REQUIRED TASK: Transcribe all the records with complete accuracy.

Data records:
begin

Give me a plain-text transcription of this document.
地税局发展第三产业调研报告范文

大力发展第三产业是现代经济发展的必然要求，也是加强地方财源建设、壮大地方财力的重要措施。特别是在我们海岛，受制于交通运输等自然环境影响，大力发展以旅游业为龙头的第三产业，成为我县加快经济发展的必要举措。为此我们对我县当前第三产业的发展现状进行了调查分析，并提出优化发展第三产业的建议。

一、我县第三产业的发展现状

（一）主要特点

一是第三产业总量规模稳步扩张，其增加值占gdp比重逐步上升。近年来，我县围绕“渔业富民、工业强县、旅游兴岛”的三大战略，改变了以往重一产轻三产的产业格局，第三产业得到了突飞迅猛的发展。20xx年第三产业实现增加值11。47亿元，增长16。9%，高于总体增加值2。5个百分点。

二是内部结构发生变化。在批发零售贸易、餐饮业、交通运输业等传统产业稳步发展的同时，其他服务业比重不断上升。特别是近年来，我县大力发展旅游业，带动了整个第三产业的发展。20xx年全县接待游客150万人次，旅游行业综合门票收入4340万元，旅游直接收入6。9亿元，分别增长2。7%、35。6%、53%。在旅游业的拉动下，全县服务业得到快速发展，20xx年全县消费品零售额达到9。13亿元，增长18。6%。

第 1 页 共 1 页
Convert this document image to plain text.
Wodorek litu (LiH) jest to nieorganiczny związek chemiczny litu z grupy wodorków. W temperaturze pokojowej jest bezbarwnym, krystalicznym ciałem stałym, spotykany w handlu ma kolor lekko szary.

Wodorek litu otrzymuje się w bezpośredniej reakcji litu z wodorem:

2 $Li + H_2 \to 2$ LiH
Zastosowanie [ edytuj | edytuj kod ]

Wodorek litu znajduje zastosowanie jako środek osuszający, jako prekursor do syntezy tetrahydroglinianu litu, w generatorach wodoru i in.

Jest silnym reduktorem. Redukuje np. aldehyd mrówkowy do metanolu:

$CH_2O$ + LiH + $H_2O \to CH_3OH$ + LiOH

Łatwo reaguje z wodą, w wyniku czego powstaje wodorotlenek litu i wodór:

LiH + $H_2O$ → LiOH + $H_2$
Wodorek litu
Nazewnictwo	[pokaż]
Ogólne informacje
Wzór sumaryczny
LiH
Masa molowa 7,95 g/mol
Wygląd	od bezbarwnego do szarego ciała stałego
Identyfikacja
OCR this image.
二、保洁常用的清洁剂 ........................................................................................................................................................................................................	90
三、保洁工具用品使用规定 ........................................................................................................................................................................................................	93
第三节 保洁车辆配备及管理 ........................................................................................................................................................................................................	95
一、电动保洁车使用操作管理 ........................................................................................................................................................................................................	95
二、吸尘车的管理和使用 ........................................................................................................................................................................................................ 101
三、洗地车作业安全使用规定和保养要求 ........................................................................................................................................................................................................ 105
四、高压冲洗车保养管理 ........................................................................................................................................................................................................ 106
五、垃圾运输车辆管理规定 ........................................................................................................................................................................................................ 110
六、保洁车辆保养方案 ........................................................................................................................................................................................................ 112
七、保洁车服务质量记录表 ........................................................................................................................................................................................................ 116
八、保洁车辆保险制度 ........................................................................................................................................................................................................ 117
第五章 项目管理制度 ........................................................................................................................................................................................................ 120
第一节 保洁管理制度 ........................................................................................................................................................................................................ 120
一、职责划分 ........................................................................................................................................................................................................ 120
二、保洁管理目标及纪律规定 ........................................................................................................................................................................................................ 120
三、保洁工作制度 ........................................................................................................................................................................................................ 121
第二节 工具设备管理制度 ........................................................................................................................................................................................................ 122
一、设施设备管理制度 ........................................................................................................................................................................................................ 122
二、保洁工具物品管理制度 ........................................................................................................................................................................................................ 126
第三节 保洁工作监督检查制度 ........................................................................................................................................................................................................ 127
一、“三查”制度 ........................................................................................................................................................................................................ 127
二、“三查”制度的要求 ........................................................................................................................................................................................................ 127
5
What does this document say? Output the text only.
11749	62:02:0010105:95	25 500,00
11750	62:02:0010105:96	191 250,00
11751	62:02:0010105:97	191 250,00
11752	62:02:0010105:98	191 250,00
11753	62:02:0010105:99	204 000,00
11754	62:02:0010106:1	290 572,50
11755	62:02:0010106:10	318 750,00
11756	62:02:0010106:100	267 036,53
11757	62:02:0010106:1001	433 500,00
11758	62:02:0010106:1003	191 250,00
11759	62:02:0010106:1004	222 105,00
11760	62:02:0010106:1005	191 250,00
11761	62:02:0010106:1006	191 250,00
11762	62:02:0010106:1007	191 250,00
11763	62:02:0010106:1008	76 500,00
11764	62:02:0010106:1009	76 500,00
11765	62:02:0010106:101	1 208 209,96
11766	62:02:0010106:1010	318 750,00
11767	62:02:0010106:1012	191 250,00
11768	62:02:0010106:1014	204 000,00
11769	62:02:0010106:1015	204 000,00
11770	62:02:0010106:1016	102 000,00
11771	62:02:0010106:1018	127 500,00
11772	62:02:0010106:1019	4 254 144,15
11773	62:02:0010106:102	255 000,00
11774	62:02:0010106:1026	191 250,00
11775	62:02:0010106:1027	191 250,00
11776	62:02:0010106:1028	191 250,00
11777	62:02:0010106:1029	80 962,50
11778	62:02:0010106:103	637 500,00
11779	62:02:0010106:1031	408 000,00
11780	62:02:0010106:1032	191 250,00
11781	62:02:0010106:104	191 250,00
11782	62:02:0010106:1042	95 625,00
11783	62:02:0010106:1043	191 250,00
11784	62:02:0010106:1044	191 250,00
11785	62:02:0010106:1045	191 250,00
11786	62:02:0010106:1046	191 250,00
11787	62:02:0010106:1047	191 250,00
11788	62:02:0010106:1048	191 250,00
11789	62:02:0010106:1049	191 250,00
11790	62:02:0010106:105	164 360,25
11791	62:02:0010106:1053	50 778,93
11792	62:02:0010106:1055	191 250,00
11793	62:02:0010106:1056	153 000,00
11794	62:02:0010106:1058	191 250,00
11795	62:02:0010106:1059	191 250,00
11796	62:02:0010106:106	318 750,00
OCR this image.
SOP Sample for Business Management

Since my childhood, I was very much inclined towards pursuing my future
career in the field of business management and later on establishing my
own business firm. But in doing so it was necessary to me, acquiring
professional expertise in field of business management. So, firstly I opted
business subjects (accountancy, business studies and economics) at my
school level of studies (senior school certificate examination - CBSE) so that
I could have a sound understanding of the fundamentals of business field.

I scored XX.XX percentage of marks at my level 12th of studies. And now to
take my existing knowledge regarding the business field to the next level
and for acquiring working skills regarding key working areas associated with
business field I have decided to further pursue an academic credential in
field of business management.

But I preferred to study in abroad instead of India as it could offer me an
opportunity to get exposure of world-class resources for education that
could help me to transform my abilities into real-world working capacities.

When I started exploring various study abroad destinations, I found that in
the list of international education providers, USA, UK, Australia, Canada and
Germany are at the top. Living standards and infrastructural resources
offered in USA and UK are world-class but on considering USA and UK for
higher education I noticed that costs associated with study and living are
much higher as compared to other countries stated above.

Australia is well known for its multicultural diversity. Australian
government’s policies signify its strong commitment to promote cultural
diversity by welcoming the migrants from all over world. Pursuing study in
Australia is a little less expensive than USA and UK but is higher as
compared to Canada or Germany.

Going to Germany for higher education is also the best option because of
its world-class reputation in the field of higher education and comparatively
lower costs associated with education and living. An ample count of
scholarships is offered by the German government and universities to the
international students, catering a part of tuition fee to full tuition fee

end

TASK RESULT:
Give me a plain-text transcription of this document.
地税局发展第三产业调研报告范文

大力发展第三产业是现代经济发展的必然要求，也是加强地方财源建设、壮大地方财力的重要措施。特别是在我们海岛，受制于交通运输等自然环境影响，大力发展以旅游业为龙头的第三产业，成为我县加快经济发展的必要举措。为此我们对我县当前第三产业的发展现状进行了调查分析，并提出优化发展第三产业的建议。

一、我县第三产业的发展现状

（一）主要特点

一是第三产业总量规模稳步扩张，其增加值占gdp比重逐步上升。近年来，我县围绕“渔业富民、工业强县、旅游兴岛”的三大战略，改变了以往重一产轻三产的产业格局，第三产业得到了突飞迅猛的发展。20xx年第三产业实现增加值11。47亿元，增长16。9%，高于总体增加值2。5个百分点。

二是内部结构发生变化。在批发零售贸易、餐饮业、交通运输业等传统产业稳步发展的同时，其他服务业比重不断上升。特别是近年来，我县大力发展旅游业，带动了整个第三产业的发展。20xx年全县接待游客150万人次，旅游行业综合门票收入4340万元，旅游直接收入6。9亿元，分别增长2。7%、35。6%、53%。在旅游业的拉动下，全县服务业得到快速发展，20xx年全县消费品零售额达到9。13亿元，增长18。6%。

第 1 页 共 1 页
Convert this document image to plain text.
Wodorek litu (LiH) jest to nieorganiczny związek chemiczny litu z grupy wodorków. W temperaturze pokojowej jest bezbarwnym, krystalicznym ciałem stałym, spotykany w handlu ma kolor lekko szary.

Wodorek litu otrzymuje się w bezpośredniej reakcji litu z wodorem:

2 $Li + H_2 \to 2$ LiH
Zastosowanie [ edytuj | edytuj kod ]

Wodorek litu znajduje zastosowanie jako środek osuszający, jako prekursor do syntezy tetrahydroglinianu litu, w generatorach wodoru i in.

Jest silnym reduktorem. Redukuje np. aldehyd mrówkowy do metanolu:

$CH_2O$ + LiH + $H_2O \to CH_3OH$ + LiOH

Łatwo reaguje z wodą, w wyniku czego powstaje wodorotlenek litu i wodór:

LiH + $H_2O$ → LiOH + $H_2$
Wodorek litu
Nazewnictwo	[pokaż]
Ogólne informacje
Wzór sumaryczny
LiH
Masa molowa 7,95 g/mol
Wygląd	od bezbarwnego do szarego ciała stałego
Identyfikacja
OCR this image.
二、保洁常用的清洁剂 ........................................................................................................................................................................................................	90
三、保洁工具用品使用规定 ........................................................................................................................................................................................................	93
第三节 保洁车辆配备及管理 ........................................................................................................................................................................................................	95
一、电动保洁车使用操作管理 ........................................................................................................................................................................................................	95
二、吸尘车的管理和使用 ........................................................................................................................................................................................................ 101
三、洗地车作业安全使用规定和保养要求 ........................................................................................................................................................................................................ 105
四、高压冲洗车保养管理 ........................................................................................................................................................................................................ 106
五、垃圾运输车辆管理规定 ........................................................................................................................................................................................................ 110
六、保洁车辆保养方案 ........................................................................................................................................................................................................ 112
七、保洁车服务质量记录表 ........................................................................................................................................................................................................ 116
八、保洁车辆保险制度 ........................................................................................................................................................................................................ 117
第五章 项目管理制度 ........................................................................................................................................................................................................ 120
第一节 保洁管理制度 ........................................................................................................................................................................................................ 120
一、职责划分 ........................................................................................................................................................................................................ 120
二、保洁管理目标及纪律规定 ........................................................................................................................................................................................................ 120
三、保洁工作制度 ........................................................................................................................................................................................................ 121
第二节 工具设备管理制度 ........................................................................................................................................................................................................ 122
一、设施设备管理制度 ........................................................................................................................................................................................................ 122
二、保洁工具物品管理制度 ........................................................................................................................................................................................................ 126
第三节 保洁工作监督检查制度 ........................................................................................................................................................................................................ 127
一、“三查”制度 ........................................................................................................................................................................................................ 127
二、“三查”制度的要求 ........................................................................................................................................................................................................ 127
5
What does this document say? Output the text only.
11749	62:02:0010105:95	25 500,00
11750	62:02:0010105:96	191 250,00
11751	62:02:0010105:97	191 250,00
11752	62:02:0010105:98	191 250,00
11753	62:02:0010105:99	204 000,00
11754	62:02:0010106:1	290 572,50
11755	62:02:0010106:10	318 750,00
11756	62:02:0010106:100	267 036,53
11757	62:02:0010106:1001	433 500,00
11758	62:02:0010106:1003	191 250,00
11759	62:02:0010106:1004	222 105,00
11760	62:02:0010106:1005	191 250,00
11761	62:02:0010106:1006	191 250,00
11762	62:02:0010106:1007	191 250,00
11763	62:02:0010106:1008	76 500,00
11764	62:02:0010106:1009	76 500,00
11765	62:02:0010106:101	1 208 209,96
11766	62:02:0010106:1010	318 750,00
11767	62:02:0010106:1012	191 250,00
11768	62:02:0010106:1014	204 000,00
11769	62:02:0010106:1015	204 000,00
11770	62:02:0010106:1016	102 000,00
11771	62:02:0010106:1018	127 500,00
11772	62:02:0010106:1019	4 254 144,15
11773	62:02:0010106:102	255 000,00
11774	62:02:0010106:1026	191 250,00
11775	62:02:0010106:1027	191 250,00
11776	62:02:0010106:1028	191 250,00
11777	62:02:0010106:1029	80 962,50
11778	62:02:0010106:103	637 500,00
11779	62:02:0010106:1031	408 000,00
11780	62:02:0010106:1032	191 250,00
11781	62:02:0010106:104	191 250,00
11782	62:02:0010106:1042	95 625,00
11783	62:02:0010106:1043	191 250,00
11784	62:02:0010106:1044	191 250,00
11785	62:02:0010106:1045	191 250,00
11786	62:02:0010106:1046	191 250,00
11787	62:02:0010106:1047	191 250,00
11788	62:02:0010106:1048	191 250,00
11789	62:02:0010106:1049	191 250,00
11790	62:02:0010106:105	164 360,25
11791	62:02:0010106:1053	50 778,93
11792	62:02:0010106:1055	191 250,00
11793	62:02:0010106:1056	153 000,00
11794	62:02:0010106:1058	191 250,00
11795	62:02:0010106:1059	191 250,00
11796	62:02:0010106:106	318 750,00
OCR this image.
SOP Sample for Business Management

Since my childhood, I was very much inclined towards pursuing my future
career in the field of business management and later on establishing my
own business firm. But in doing so it was necessary to me, acquiring
professional expertise in field of business management. So, firstly I opted
business subjects (accountancy, business studies and economics) at my
school level of studies (senior school certificate examination - CBSE) so that
I could have a sound understanding of the fundamentals of business field.

I scored XX.XX percentage of marks at my level 12th of studies. And now to
take my existing knowledge regarding the business field to the next level
and for acquiring working skills regarding key working areas associated with
business field I have decided to further pursue an academic credential in
field of business management.

But I preferred to study in abroad instead of India as it could offer me an
opportunity to get exposure of world-class resources for education that
could help me to transform my abilities into real-world working capacities.

When I started exploring various study abroad destinations, I found that in
the list of international education providers, USA, UK, Australia, Canada and
Germany are at the top. Living standards and infrastructural resources
offered in USA and UK are world-class but on considering USA and UK for
higher education I noticed that costs associated with study and living are
much higher as compared to other countries stated above.

Australia is well known for its multicultural diversity. Australian
government’s policies signify its strong commitment to promote cultural
diversity by welcoming the migrants from all over world. Pursuing study in
Australia is a little less expensive than USA and UK but is higher as
compared to Canada or Germany.

Going to Germany for higher education is also the best option because of
its world-class reputation in the field of higher education and comparatively
lower costs associated with education and living. An ample count of
scholarships is offered by the German government and universities to the
international students, catering a part of tuition fee to full tuition fee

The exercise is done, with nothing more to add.